Transcribe each entry below exactly. Pictures do not go in the copy.

------ Provided records ------

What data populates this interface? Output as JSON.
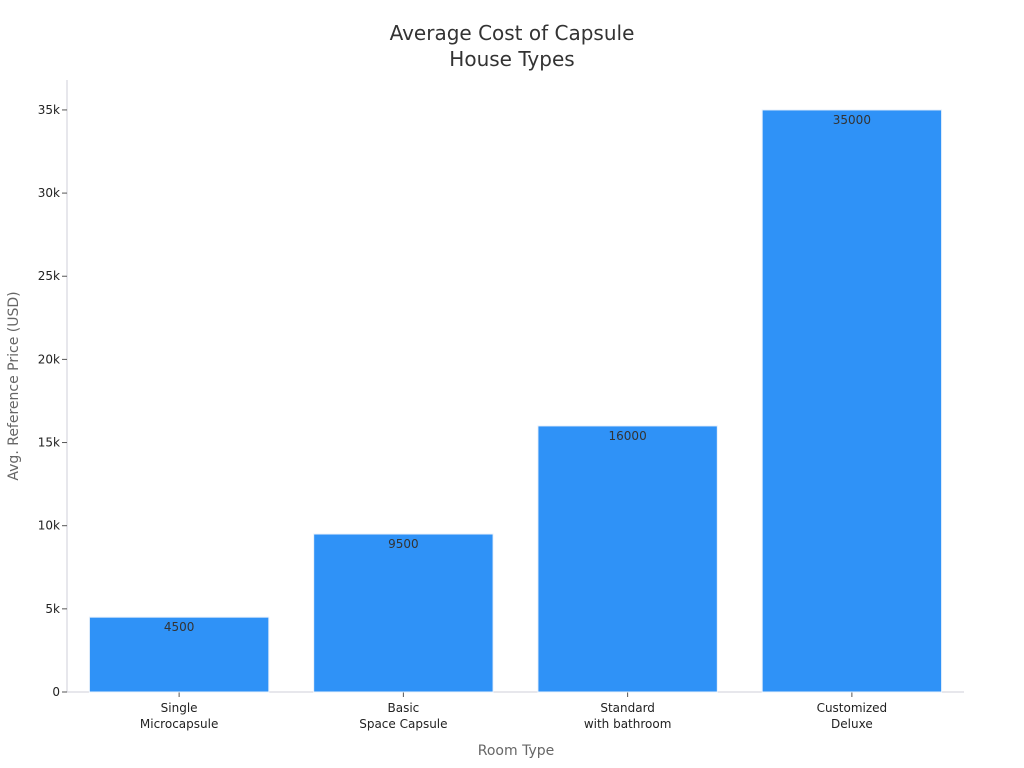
{
  "chart_data": {
    "type": "bar",
    "title": [
      "Average Cost of Capsule",
      "House Types"
    ],
    "xlabel": "Room Type",
    "ylabel": "Avg. Reference Price (USD)",
    "categories": [
      [
        "Single",
        "Microcapsule"
      ],
      [
        "Basic",
        "Space Capsule"
      ],
      [
        "Standard",
        "with bathroom"
      ],
      [
        "Customized",
        "Deluxe"
      ]
    ],
    "values": [
      4500,
      9500,
      16000,
      35000
    ],
    "data_labels": [
      "4500",
      "9500",
      "16000",
      "35000"
    ],
    "ylim": [
      0,
      36800
    ],
    "yticks": [
      0,
      5000,
      10000,
      15000,
      20000,
      25000,
      30000,
      35000
    ],
    "ytick_labels": [
      "0",
      "5k",
      "10k",
      "15k",
      "20k",
      "25k",
      "30k",
      "35k"
    ],
    "grid": false,
    "colors": {
      "bar": "#2f92f7",
      "bar_edge": "#e8f1fb",
      "axis": "#cfcfd8"
    }
  }
}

------

» **Exercise solution**:
What data populates this interface? Output as JSON.
{
  "chart_data": {
    "type": "bar",
    "title": [
      "Average Cost of Capsule",
      "House Types"
    ],
    "xlabel": "Room Type",
    "ylabel": "Avg. Reference Price (USD)",
    "categories": [
      [
        "Single",
        "Microcapsule"
      ],
      [
        "Basic",
        "Space Capsule"
      ],
      [
        "Standard",
        "with bathroom"
      ],
      [
        "Customized",
        "Deluxe"
      ]
    ],
    "values": [
      4500,
      9500,
      16000,
      35000
    ],
    "data_labels": [
      "4500",
      "9500",
      "16000",
      "35000"
    ],
    "ylim": [
      0,
      36800
    ],
    "yticks": [
      0,
      5000,
      10000,
      15000,
      20000,
      25000,
      30000,
      35000
    ],
    "ytick_labels": [
      "0",
      "5k",
      "10k",
      "15k",
      "20k",
      "25k",
      "30k",
      "35k"
    ],
    "grid": false,
    "colors": {
      "bar": "#2f92f7",
      "bar_edge": "#e8f1fb",
      "axis": "#cfcfd8"
    }
  }
}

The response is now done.